## [Given request]
In the forum thread, how long was the bluegill that ncith caught?

# First



## ncith (Apr 20, 2003)

Man that thing just got distroyed! I caught a pretty big blue gill today (5-6 inches) and my 3 reds just destroyed it a secong ago. Sorry I don't have a cam or I would post some pics.

P.S. They only ate the second half, but it was gone in seconds


----------



## bigb1 (Jul 8, 2003)

Wish I could have seen it!!! Congratulations first!! I'll let you know when I get mine.
Bigb

125 gallon Nada
45 Nada


----------



## Judazzz (Jan 13, 2003)

*_Moved to Feeding and Nutrition Forum_*


----------



## Death in #'s (Apr 29, 2003)

cool sh^%
wish there would of been pics


----------



## readingbabelfish (Jan 16, 2003)

Yeah dude, bluegills are fun to feed to piranha. I have been feeding my three different specie piranha plenty of bluegills this summer. It sure is cheaper because I live on a lake. My piranha eat all but the head, and the first one I fed was pregnant. The eggs went everywhere and my plecos had a field day!!


----------



## DiXoN (Jan 31, 2003)

nice maybe the next time i go coarse fishing any sml fish i catch may be kept to feed my p's ,
dixon


----------

## [Material]
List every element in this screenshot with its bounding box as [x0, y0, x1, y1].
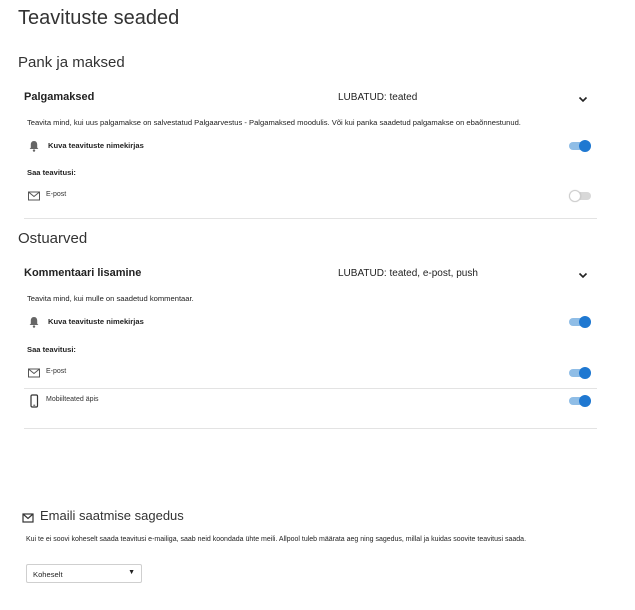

--

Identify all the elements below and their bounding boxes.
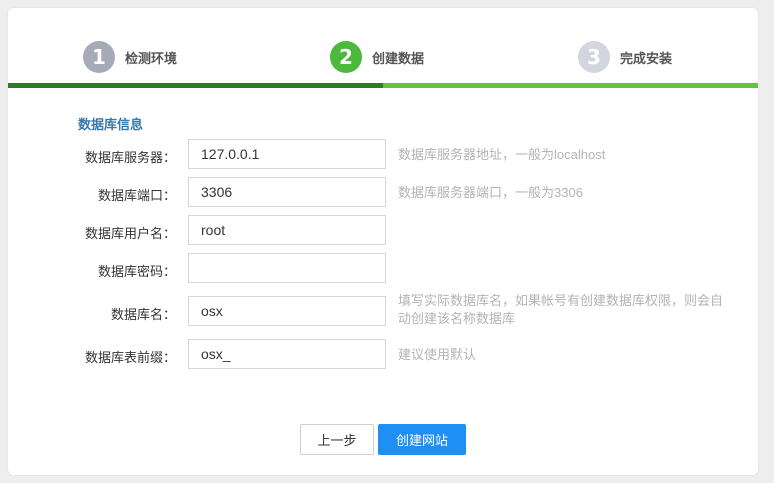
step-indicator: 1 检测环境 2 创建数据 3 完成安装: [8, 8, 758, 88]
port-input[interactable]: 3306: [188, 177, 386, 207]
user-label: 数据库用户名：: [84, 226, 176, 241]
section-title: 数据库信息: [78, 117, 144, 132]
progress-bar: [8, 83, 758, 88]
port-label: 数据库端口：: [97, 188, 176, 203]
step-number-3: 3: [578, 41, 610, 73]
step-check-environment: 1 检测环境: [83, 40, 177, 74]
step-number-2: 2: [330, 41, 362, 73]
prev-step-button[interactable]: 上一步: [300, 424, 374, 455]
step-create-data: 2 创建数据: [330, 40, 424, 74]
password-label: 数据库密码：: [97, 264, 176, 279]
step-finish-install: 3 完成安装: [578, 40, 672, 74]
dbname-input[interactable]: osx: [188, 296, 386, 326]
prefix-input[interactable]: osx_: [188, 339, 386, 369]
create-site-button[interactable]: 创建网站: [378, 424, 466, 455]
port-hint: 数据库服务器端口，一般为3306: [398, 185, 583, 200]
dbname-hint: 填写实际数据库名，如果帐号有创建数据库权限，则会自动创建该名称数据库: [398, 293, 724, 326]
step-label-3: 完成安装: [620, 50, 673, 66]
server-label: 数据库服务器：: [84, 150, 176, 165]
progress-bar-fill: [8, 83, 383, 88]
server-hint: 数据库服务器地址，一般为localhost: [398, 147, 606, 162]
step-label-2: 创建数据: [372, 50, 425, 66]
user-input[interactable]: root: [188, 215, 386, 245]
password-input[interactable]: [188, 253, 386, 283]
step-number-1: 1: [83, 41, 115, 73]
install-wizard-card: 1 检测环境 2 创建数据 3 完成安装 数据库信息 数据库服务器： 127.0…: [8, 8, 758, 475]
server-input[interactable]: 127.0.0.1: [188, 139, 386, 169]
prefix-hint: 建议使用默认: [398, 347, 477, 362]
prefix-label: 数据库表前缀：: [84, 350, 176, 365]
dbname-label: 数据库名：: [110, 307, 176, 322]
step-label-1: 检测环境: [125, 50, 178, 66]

==

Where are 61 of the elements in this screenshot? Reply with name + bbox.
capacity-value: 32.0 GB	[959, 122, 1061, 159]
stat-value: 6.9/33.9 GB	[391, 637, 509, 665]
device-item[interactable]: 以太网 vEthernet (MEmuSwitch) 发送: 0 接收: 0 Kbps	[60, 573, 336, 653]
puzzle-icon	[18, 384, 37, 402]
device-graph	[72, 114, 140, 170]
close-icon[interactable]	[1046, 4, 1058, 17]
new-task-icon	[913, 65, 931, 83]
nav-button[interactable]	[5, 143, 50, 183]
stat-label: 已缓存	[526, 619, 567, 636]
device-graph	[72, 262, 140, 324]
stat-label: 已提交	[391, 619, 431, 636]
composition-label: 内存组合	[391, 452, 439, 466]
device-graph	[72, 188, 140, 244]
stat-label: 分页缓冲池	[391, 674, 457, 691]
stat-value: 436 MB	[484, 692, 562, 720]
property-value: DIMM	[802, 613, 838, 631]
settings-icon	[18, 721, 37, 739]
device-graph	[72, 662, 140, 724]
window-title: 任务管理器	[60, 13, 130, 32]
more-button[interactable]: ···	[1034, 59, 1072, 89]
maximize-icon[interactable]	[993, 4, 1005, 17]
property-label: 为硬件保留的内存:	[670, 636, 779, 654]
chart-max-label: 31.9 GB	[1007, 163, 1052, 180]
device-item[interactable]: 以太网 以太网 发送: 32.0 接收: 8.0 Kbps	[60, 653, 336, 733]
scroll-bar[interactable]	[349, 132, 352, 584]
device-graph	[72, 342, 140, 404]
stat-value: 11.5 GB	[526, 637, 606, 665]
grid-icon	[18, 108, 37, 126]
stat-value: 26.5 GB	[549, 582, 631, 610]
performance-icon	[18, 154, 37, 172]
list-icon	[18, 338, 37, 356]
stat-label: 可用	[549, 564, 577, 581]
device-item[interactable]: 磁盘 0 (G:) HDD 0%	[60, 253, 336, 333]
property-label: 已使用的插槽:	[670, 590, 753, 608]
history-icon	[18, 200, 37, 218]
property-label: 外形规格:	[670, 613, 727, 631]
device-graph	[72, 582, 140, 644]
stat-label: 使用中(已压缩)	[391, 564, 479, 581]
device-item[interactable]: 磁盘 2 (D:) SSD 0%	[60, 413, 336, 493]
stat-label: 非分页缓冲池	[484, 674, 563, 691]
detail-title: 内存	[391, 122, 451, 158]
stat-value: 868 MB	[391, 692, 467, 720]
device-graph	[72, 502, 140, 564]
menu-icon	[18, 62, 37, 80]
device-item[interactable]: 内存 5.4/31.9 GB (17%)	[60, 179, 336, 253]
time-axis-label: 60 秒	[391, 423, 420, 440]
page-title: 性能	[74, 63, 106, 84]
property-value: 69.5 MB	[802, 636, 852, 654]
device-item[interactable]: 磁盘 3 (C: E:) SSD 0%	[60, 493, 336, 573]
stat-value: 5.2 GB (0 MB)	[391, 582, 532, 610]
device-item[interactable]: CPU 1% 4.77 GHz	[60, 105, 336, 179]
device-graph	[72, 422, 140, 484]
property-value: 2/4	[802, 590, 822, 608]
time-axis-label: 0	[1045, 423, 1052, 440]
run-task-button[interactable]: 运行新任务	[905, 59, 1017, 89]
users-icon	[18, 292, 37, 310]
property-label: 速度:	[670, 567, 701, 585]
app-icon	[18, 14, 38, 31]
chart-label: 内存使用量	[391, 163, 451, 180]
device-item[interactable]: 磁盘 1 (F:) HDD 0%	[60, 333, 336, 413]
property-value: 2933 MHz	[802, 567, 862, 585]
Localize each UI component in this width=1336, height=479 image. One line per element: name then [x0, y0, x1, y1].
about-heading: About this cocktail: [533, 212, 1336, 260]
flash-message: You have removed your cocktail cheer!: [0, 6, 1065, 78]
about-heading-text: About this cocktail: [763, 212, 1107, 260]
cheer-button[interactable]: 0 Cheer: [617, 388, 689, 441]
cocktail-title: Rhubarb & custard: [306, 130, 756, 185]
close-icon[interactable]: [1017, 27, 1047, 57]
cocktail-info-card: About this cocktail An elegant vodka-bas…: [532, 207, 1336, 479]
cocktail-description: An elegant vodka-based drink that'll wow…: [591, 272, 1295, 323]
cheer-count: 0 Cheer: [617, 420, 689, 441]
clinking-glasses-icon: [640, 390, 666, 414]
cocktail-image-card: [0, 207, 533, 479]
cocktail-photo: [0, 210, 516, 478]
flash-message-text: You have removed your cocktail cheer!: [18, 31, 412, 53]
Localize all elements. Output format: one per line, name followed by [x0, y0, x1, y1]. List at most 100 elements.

## [In response]
5-6 inches